> [Written request]
Check the listing below for lines that hold "JSON". How many are there? Please give only the number.

● ● ● ● ●

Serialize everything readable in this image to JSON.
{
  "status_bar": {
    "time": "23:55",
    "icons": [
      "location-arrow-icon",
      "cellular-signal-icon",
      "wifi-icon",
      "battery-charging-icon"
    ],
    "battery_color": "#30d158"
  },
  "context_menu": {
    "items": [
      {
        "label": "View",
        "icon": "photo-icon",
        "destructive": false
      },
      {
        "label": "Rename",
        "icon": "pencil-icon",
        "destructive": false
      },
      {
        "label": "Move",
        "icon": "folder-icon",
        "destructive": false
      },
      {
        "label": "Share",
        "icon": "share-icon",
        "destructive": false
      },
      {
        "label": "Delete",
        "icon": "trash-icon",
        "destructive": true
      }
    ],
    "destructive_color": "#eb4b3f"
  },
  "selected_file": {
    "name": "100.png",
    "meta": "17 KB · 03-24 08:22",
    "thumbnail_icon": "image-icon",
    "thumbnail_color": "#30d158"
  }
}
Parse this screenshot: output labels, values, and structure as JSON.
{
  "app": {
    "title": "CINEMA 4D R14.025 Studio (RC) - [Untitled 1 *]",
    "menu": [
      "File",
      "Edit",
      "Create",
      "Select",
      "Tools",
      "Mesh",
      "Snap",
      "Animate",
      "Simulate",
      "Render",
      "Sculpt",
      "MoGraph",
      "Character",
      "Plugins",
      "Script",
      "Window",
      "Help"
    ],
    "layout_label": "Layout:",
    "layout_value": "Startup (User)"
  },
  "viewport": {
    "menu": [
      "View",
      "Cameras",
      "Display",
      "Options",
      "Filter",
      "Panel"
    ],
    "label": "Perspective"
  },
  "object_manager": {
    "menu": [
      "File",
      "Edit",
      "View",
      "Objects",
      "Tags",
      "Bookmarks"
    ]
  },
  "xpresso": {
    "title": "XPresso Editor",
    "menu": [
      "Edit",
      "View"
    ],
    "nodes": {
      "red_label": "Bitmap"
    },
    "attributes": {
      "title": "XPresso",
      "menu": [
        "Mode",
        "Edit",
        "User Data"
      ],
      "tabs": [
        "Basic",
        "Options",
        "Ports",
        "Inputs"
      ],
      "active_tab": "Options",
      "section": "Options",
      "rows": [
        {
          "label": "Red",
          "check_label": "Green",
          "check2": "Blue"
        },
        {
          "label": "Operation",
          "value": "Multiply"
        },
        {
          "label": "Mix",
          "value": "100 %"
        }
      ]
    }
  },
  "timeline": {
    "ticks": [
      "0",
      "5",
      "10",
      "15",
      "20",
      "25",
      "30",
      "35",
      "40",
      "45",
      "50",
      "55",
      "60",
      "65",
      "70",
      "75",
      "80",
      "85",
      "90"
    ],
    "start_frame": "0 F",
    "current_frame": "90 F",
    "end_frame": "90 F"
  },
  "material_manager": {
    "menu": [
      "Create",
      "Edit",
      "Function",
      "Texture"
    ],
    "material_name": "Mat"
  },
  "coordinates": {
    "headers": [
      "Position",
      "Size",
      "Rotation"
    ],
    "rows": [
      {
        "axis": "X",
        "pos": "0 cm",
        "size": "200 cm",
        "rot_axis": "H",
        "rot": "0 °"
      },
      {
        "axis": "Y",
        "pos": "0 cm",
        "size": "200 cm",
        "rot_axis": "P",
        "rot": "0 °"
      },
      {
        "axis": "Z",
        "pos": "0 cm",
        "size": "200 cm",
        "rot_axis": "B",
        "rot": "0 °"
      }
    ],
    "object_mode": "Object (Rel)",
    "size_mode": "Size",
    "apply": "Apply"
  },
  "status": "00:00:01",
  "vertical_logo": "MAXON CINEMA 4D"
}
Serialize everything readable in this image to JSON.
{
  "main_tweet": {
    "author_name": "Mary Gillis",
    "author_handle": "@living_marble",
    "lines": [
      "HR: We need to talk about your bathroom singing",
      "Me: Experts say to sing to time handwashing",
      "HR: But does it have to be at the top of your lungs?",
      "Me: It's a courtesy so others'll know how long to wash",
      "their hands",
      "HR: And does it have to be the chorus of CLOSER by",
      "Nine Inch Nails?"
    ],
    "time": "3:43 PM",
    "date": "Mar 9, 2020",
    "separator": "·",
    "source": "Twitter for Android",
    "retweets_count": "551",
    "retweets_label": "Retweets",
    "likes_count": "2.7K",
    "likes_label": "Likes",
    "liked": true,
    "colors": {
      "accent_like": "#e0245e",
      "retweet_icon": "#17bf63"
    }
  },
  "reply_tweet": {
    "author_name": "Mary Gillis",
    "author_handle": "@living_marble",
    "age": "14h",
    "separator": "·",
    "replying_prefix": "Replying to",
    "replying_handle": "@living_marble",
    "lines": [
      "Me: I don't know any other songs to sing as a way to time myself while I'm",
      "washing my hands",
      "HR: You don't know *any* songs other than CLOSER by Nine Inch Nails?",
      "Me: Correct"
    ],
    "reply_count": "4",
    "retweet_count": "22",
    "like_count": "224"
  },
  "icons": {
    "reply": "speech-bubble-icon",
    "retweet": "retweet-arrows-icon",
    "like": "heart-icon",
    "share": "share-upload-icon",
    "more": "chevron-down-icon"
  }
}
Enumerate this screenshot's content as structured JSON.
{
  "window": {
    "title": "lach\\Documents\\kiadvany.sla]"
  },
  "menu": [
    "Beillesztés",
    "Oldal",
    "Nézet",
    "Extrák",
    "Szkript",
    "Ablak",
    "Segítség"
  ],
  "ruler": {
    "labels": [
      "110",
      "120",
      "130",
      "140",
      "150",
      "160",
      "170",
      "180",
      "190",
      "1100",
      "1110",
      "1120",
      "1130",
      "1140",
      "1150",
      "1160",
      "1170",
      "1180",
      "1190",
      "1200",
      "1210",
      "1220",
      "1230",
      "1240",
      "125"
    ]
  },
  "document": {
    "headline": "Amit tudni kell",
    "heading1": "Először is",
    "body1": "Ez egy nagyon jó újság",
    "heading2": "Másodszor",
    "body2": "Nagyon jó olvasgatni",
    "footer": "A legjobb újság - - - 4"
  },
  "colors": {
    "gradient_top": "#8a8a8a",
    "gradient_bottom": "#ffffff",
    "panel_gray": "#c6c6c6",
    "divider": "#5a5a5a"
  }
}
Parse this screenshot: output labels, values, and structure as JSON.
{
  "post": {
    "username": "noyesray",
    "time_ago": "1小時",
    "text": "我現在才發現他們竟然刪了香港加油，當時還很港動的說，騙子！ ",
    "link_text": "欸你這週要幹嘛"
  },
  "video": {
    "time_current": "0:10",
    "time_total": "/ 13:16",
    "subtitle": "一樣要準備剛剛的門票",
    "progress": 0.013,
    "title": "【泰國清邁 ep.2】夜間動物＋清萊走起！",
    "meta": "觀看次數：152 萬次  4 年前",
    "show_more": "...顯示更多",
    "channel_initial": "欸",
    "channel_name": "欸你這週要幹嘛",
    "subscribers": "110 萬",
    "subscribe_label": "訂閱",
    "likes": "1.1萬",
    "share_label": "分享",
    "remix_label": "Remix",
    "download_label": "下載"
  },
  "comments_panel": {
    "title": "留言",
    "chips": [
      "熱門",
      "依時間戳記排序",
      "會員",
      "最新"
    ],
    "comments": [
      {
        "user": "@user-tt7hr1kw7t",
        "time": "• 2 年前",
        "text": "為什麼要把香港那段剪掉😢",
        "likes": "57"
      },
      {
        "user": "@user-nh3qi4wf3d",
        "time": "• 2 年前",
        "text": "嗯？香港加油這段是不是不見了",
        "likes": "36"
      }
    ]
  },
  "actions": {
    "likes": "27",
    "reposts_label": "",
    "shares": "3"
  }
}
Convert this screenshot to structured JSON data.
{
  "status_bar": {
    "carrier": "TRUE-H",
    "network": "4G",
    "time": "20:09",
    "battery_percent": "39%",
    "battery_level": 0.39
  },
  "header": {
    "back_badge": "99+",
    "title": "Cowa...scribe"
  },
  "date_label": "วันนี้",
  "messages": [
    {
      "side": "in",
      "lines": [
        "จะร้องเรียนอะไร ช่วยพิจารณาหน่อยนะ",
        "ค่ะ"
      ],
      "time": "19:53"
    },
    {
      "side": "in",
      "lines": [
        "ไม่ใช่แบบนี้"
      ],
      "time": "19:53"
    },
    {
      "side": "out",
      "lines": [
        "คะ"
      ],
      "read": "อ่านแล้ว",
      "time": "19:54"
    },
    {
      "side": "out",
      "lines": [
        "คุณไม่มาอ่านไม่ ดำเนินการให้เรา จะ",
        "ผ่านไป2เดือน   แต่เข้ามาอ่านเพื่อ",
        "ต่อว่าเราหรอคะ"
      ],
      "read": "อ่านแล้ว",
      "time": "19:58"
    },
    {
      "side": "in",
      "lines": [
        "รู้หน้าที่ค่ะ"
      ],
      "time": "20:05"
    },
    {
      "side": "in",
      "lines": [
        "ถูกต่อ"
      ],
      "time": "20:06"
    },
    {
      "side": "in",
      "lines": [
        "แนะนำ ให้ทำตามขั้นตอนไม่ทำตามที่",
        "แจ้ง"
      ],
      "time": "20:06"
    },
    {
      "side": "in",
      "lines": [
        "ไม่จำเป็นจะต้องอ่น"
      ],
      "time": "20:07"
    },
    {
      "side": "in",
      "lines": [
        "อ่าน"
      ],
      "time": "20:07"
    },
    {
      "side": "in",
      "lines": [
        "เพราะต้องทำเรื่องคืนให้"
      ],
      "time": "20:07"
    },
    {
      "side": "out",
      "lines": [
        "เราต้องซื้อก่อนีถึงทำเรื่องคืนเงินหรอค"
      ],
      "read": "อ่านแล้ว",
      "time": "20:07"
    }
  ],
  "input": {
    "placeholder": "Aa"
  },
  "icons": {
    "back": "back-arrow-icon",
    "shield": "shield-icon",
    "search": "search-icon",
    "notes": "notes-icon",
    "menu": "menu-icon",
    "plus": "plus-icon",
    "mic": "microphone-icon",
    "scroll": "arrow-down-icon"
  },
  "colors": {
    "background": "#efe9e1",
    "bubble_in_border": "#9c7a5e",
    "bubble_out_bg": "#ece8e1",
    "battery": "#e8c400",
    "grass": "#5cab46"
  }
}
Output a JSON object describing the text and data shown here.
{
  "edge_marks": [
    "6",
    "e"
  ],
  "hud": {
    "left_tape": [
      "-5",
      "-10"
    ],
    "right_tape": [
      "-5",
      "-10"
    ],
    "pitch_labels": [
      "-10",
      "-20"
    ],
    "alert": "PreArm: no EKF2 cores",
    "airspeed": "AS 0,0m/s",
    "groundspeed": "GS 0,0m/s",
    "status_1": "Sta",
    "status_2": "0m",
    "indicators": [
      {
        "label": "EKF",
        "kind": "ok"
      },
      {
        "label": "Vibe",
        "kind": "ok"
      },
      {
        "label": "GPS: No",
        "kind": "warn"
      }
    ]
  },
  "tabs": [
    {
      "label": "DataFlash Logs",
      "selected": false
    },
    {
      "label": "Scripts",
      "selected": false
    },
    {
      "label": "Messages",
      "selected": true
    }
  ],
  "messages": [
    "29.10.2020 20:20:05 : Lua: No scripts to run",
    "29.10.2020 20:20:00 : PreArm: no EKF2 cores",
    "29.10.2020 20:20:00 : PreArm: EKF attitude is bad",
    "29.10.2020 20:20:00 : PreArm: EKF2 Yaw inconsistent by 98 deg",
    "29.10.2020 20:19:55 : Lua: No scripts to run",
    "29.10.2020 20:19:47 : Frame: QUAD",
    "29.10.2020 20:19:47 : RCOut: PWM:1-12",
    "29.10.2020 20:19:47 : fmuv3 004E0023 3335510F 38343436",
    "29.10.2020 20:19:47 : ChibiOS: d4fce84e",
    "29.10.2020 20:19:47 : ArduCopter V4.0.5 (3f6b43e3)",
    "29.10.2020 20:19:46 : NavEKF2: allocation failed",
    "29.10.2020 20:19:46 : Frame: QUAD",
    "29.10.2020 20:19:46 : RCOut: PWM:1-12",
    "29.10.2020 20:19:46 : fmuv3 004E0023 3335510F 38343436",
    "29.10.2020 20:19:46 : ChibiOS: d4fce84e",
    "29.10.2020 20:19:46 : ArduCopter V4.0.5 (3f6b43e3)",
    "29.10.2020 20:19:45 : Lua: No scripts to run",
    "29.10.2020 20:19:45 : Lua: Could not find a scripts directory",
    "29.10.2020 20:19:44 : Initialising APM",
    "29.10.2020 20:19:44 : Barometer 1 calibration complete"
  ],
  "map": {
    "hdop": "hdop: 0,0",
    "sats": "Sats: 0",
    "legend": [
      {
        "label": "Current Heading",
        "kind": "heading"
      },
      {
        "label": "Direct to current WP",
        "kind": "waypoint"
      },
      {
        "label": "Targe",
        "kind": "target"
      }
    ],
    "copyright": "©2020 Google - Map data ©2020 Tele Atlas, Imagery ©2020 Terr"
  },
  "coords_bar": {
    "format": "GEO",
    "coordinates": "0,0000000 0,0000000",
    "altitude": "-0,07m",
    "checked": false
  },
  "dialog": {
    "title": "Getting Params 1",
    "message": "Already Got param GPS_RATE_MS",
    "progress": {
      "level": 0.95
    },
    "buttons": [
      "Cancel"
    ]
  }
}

● ● ● ● ●

> [Solved exercise]
7